YOUR INSTRUCTIONS:
Copy every line that contains the string "ylabel" from the entries below.

** begin SUPPLIED DATA **

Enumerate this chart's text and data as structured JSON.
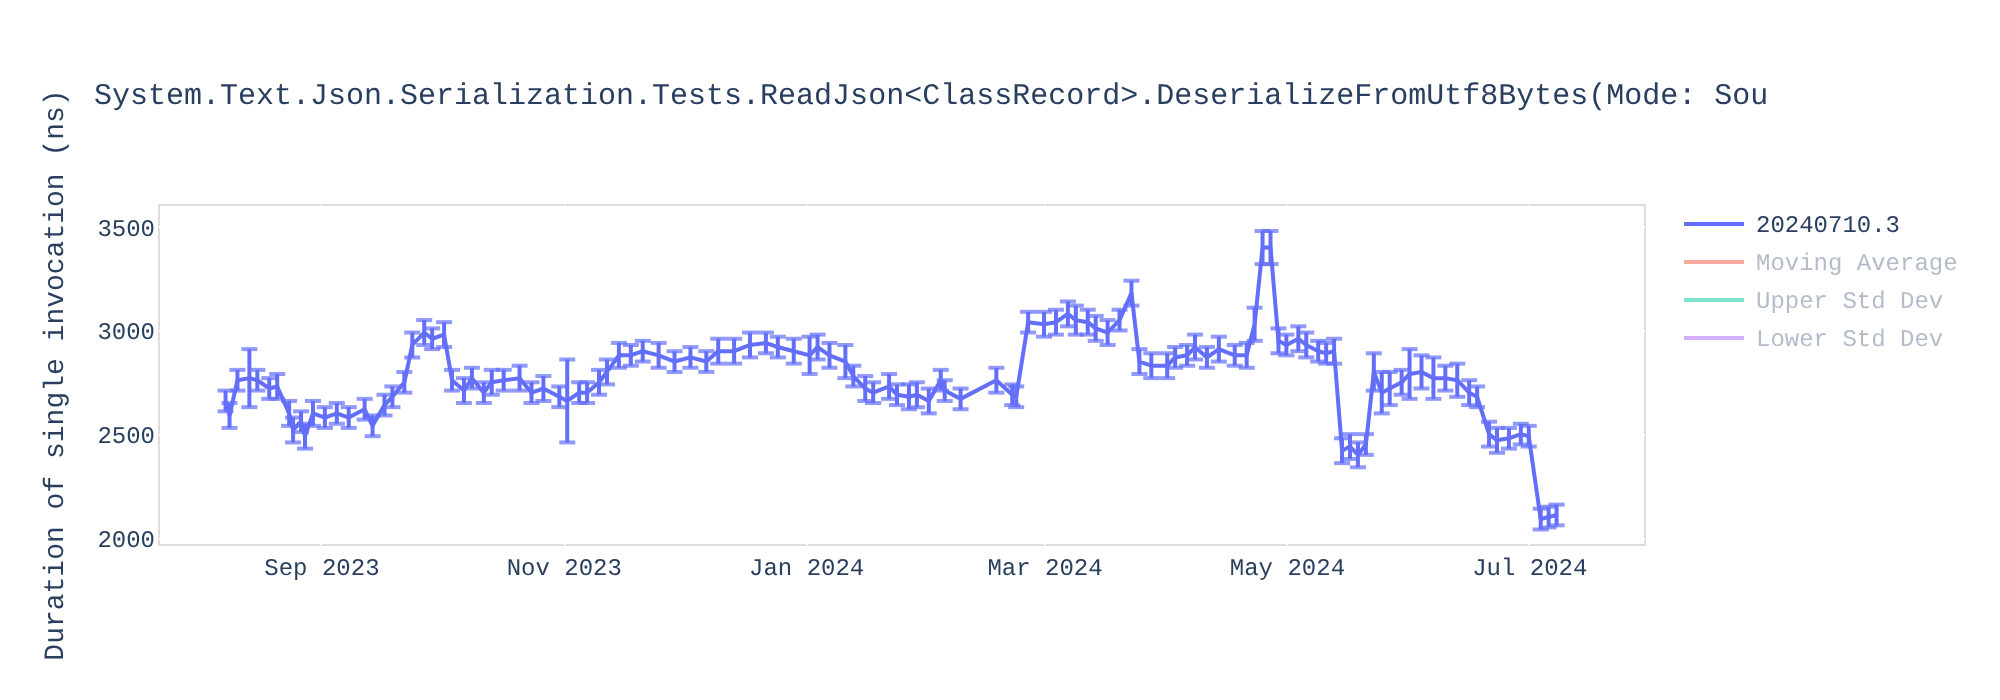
{
  "chart_data": {
    "type": "line",
    "title": "System.Text.Json.Serialization.Tests.ReadJson<ClassRecord>.DeserializeFromUtf8Bytes(Mode: Sou",
    "ylabel": "Duration of single invocation (ns)",
    "xlim": [
      "2023-07-22",
      "2024-07-30"
    ],
    "xticks": [
      {
        "value": "2023-09-01",
        "label": "Sep 2023"
      },
      {
        "value": "2023-11-01",
        "label": "Nov 2023"
      },
      {
        "value": "2024-01-01",
        "label": "Jan 2024"
      },
      {
        "value": "2024-03-01",
        "label": "Mar 2024"
      },
      {
        "value": "2024-05-01",
        "label": "May 2024"
      },
      {
        "value": "2024-07-01",
        "label": "Jul 2024"
      }
    ],
    "ylim": [
      1970,
      3610
    ],
    "yticks": [
      2000,
      2500,
      3000,
      3500
    ],
    "grid": true,
    "legend": "top right",
    "marker": "none",
    "line_style": "solid",
    "series": [
      {
        "name": "20240710.3",
        "color": "#636efa",
        "x": [
          "2023-08-08",
          "2023-08-09",
          "2023-08-11",
          "2023-08-14",
          "2023-08-16",
          "2023-08-19",
          "2023-08-21",
          "2023-08-24",
          "2023-08-25",
          "2023-08-27",
          "2023-08-28",
          "2023-08-30",
          "2023-09-02",
          "2023-09-05",
          "2023-09-08",
          "2023-09-12",
          "2023-09-14",
          "2023-09-17",
          "2023-09-19",
          "2023-09-22",
          "2023-09-24",
          "2023-09-27",
          "2023-09-29",
          "2023-10-02",
          "2023-10-04",
          "2023-10-07",
          "2023-10-09",
          "2023-10-12",
          "2023-10-14",
          "2023-10-17",
          "2023-10-21",
          "2023-10-24",
          "2023-10-27",
          "2023-10-31",
          "2023-11-02",
          "2023-11-05",
          "2023-11-07",
          "2023-11-10",
          "2023-11-12",
          "2023-11-15",
          "2023-11-18",
          "2023-11-21",
          "2023-11-25",
          "2023-11-29",
          "2023-12-03",
          "2023-12-07",
          "2023-12-10",
          "2023-12-14",
          "2023-12-18",
          "2023-12-22",
          "2023-12-25",
          "2023-12-29",
          "2024-01-02",
          "2024-01-04",
          "2024-01-07",
          "2024-01-11",
          "2024-01-13",
          "2024-01-16",
          "2024-01-18",
          "2024-01-22",
          "2024-01-24",
          "2024-01-27",
          "2024-01-29",
          "2024-02-01",
          "2024-02-04",
          "2024-02-05",
          "2024-02-09",
          "2024-02-18",
          "2024-02-22",
          "2024-02-23",
          "2024-02-26",
          "2024-03-01",
          "2024-03-04",
          "2024-03-07",
          "2024-03-09",
          "2024-03-12",
          "2024-03-14",
          "2024-03-17",
          "2024-03-20",
          "2024-03-23",
          "2024-03-25",
          "2024-03-28",
          "2024-04-01",
          "2024-04-03",
          "2024-04-06",
          "2024-04-08",
          "2024-04-11",
          "2024-04-14",
          "2024-04-18",
          "2024-04-21",
          "2024-04-23",
          "2024-04-25",
          "2024-04-27",
          "2024-04-29",
          "2024-05-01",
          "2024-05-04",
          "2024-05-06",
          "2024-05-09",
          "2024-05-11",
          "2024-05-13",
          "2024-05-15",
          "2024-05-17",
          "2024-05-19",
          "2024-05-21",
          "2024-05-23",
          "2024-05-25",
          "2024-05-27",
          "2024-05-30",
          "2024-06-01",
          "2024-06-04",
          "2024-06-07",
          "2024-06-10",
          "2024-06-13",
          "2024-06-16",
          "2024-06-18",
          "2024-06-21",
          "2024-06-23",
          "2024-06-26",
          "2024-06-29",
          "2024-07-01",
          "2024-07-04",
          "2024-07-06",
          "2024-07-08"
        ],
        "values": [
          2660,
          2590,
          2760,
          2770,
          2760,
          2720,
          2730,
          2600,
          2520,
          2560,
          2490,
          2600,
          2580,
          2600,
          2580,
          2620,
          2540,
          2640,
          2680,
          2750,
          2930,
          2990,
          2960,
          2980,
          2760,
          2710,
          2770,
          2700,
          2750,
          2760,
          2770,
          2700,
          2720,
          2680,
          2660,
          2700,
          2700,
          2750,
          2800,
          2880,
          2880,
          2900,
          2880,
          2850,
          2870,
          2850,
          2900,
          2900,
          2930,
          2940,
          2920,
          2900,
          2880,
          2920,
          2880,
          2850,
          2780,
          2720,
          2700,
          2730,
          2690,
          2680,
          2690,
          2660,
          2760,
          2710,
          2670,
          2760,
          2690,
          2680,
          3040,
          3030,
          3040,
          3080,
          3050,
          3040,
          3010,
          2990,
          3050,
          3180,
          2850,
          2830,
          2830,
          2870,
          2880,
          2920,
          2870,
          2910,
          2880,
          2880,
          3030,
          3400,
          3400,
          2950,
          2930,
          2960,
          2930,
          2900,
          2890,
          2900,
          2420,
          2440,
          2400,
          2450,
          2800,
          2700,
          2720,
          2750,
          2790,
          2800,
          2770,
          2770,
          2760,
          2700,
          2680,
          2500,
          2470,
          2480,
          2500,
          2490,
          2090,
          2100,
          2110
        ],
        "errors": [
          50,
          60,
          50,
          140,
          50,
          50,
          60,
          60,
          60,
          50,
          60,
          60,
          50,
          50,
          50,
          50,
          50,
          50,
          50,
          50,
          60,
          60,
          50,
          60,
          50,
          60,
          50,
          50,
          60,
          50,
          60,
          50,
          60,
          50,
          200,
          50,
          50,
          60,
          60,
          60,
          50,
          50,
          60,
          50,
          50,
          50,
          60,
          60,
          60,
          50,
          50,
          60,
          90,
          60,
          60,
          80,
          50,
          60,
          50,
          60,
          50,
          60,
          60,
          60,
          50,
          50,
          50,
          60,
          50,
          50,
          50,
          60,
          60,
          60,
          70,
          60,
          60,
          60,
          50,
          60,
          60,
          60,
          60,
          50,
          50,
          60,
          50,
          60,
          50,
          60,
          80,
          80,
          80,
          60,
          50,
          60,
          60,
          50,
          50,
          60,
          60,
          60,
          60,
          50,
          90,
          100,
          80,
          60,
          120,
          80,
          100,
          60,
          80,
          60,
          50,
          60,
          60,
          50,
          50,
          50,
          50,
          50,
          50
        ]
      },
      {
        "name": "Moving Average",
        "color": "#f8aa9d"
      },
      {
        "name": "Upper Std Dev",
        "color": "#80e5cb"
      },
      {
        "name": "Lower Std Dev",
        "color": "#d4b1fc"
      }
    ]
  }
}
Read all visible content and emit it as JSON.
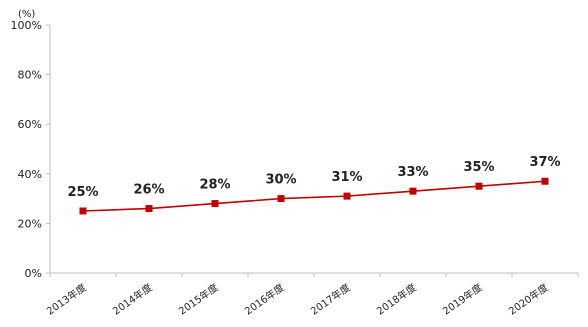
{
  "page": {
    "title_fragment": "",
    "unit_label": "(%)"
  },
  "chart_data": {
    "type": "line",
    "title": "",
    "xlabel": "",
    "ylabel": "(%)",
    "categories": [
      "2013年度",
      "2014年度",
      "2015年度",
      "2016年度",
      "2017年度",
      "2018年度",
      "2019年度",
      "2020年度"
    ],
    "series": [
      {
        "values": [
          25,
          26,
          28,
          30,
          31,
          33,
          35,
          37
        ],
        "color": "#c00000"
      }
    ],
    "data_labels": [
      "25%",
      "26%",
      "28%",
      "30%",
      "31%",
      "33%",
      "35%",
      "37%"
    ],
    "ylim": [
      0,
      100
    ],
    "yticks": [
      0,
      20,
      40,
      60,
      80,
      100
    ],
    "ytick_labels": [
      "0%",
      "20%",
      "40%",
      "60%",
      "80%",
      "100%"
    ],
    "grid": false,
    "legend": "none",
    "colors": {
      "line": "#c00000",
      "marker": "#c00000",
      "axis": "#bfbfbf",
      "text": "#222222"
    }
  }
}
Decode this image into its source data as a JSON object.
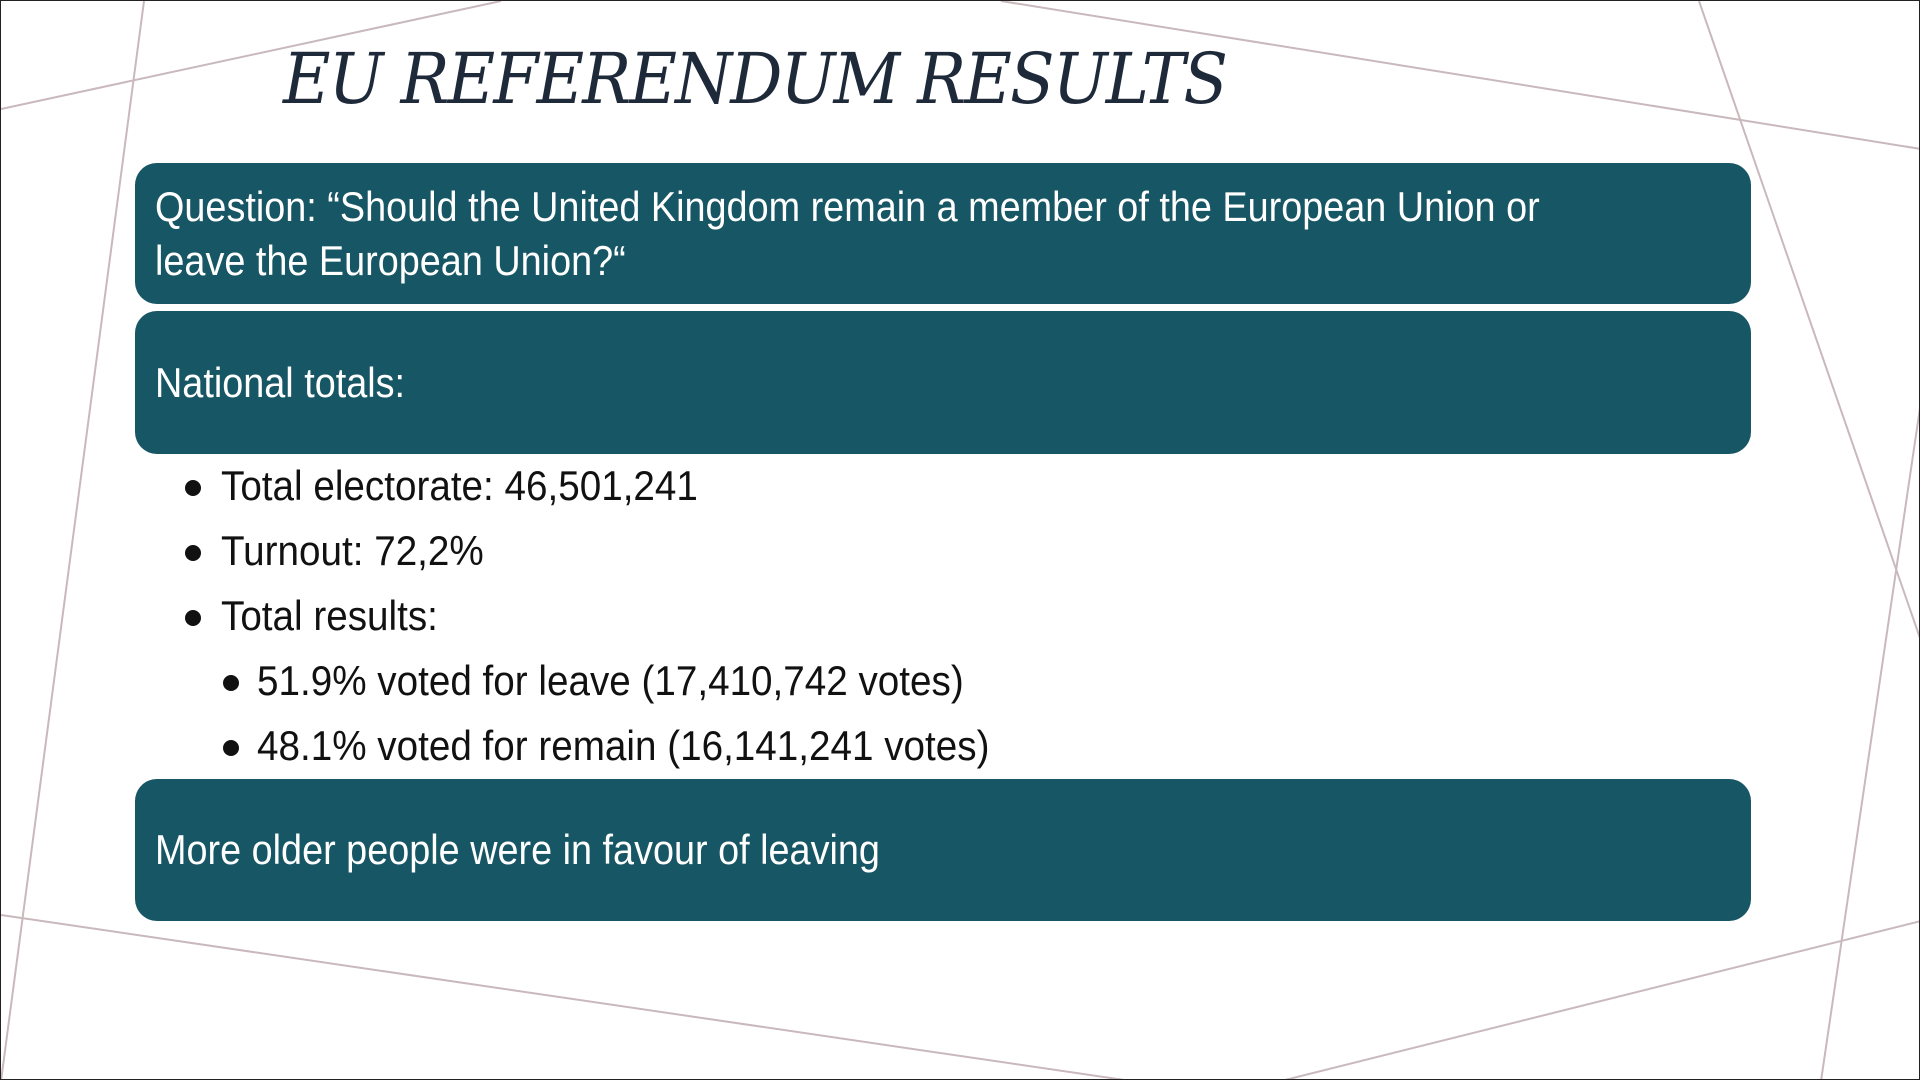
{
  "slide": {
    "title": "EU REFERENDUM RESULTS",
    "question_box": "Question: “Should the United Kingdom remain a member of the European Union or leave the European Union?“",
    "national_box": "National totals:",
    "bullets": [
      "Total electorate: 46,501,241",
      "Turnout: 72,2%",
      "Total results:"
    ],
    "sub_bullets": [
      "51.9% voted for leave (17,410,742 votes)",
      "48.1% voted for remain (16,141,241 votes)"
    ],
    "footer_box": "More older people were in favour of leaving"
  },
  "colors": {
    "box_fill": "#175664",
    "title_text": "#1e2a3a",
    "decor_lines": "#c9b8bc"
  }
}
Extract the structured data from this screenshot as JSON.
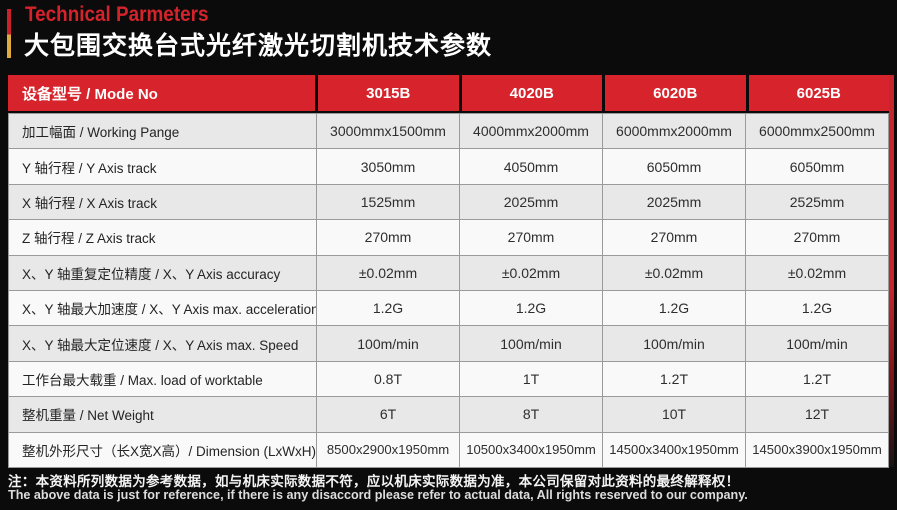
{
  "page": {
    "eyebrow": "Technical Parmeters",
    "title": "大包围交换台式光纤激光切割机技术参数"
  },
  "colors": {
    "accent_red": "#d7232b",
    "accent_yellow": "#ddab3e",
    "row_gray": "#e8e8e8",
    "row_white": "#f9f9f9",
    "background": "#0b0b0b"
  },
  "table": {
    "header": {
      "label": "设备型号 / Mode No",
      "models": [
        "3015B",
        "4020B",
        "6020B",
        "6025B"
      ]
    },
    "rows": [
      {
        "label": "加工幅面 / Working Pange",
        "values": [
          "3000mmx1500mm",
          "4000mmx2000mm",
          "6000mmx2000mm",
          "6000mmx2500mm"
        ]
      },
      {
        "label": "Y 轴行程 / Y Axis track",
        "values": [
          "3050mm",
          "4050mm",
          "6050mm",
          "6050mm"
        ]
      },
      {
        "label": "X 轴行程 / X Axis track",
        "values": [
          "1525mm",
          "2025mm",
          "2025mm",
          "2525mm"
        ]
      },
      {
        "label": "Z 轴行程 / Z Axis track",
        "values": [
          "270mm",
          "270mm",
          "270mm",
          "270mm"
        ]
      },
      {
        "label": "X、Y 轴重复定位精度 / X、Y Axis accuracy",
        "values": [
          "±0.02mm",
          "±0.02mm",
          "±0.02mm",
          "±0.02mm"
        ]
      },
      {
        "label": "X、Y 轴最大加速度 / X、Y Axis max. acceleration",
        "values": [
          "1.2G",
          "1.2G",
          "1.2G",
          "1.2G"
        ]
      },
      {
        "label": "X、Y 轴最大定位速度 / X、Y Axis max. Speed",
        "values": [
          "100m/min",
          "100m/min",
          "100m/min",
          "100m/min"
        ]
      },
      {
        "label": "工作台最大载重 / Max. load of worktable",
        "values": [
          "0.8T",
          "1T",
          "1.2T",
          "1.2T"
        ]
      },
      {
        "label": "整机重量 / Net Weight",
        "values": [
          "6T",
          "8T",
          "10T",
          "12T"
        ]
      },
      {
        "label": "整机外形尺寸（长X宽X高）/ Dimension (LxWxH)",
        "values": [
          "8500x2900x1950mm",
          "10500x3400x1950mm",
          "14500x3400x1950mm",
          "14500x3900x1950mm"
        ]
      }
    ]
  },
  "footer": {
    "note_zh": "注：本资料所列数据为参考数据，如与机床实际数据不符，应以机床实际数据为准，本公司保留对此资料的最终解释权！",
    "note_en": "The above data is just for reference, if there is any disaccord please refer to actual data, All rights reserved to our company."
  }
}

** end SUPPLIED DATA **

PROBLEM SOLUTION:
    "ylabel": "Duration of single invocation (ns)",
    "ylabel": "(%)",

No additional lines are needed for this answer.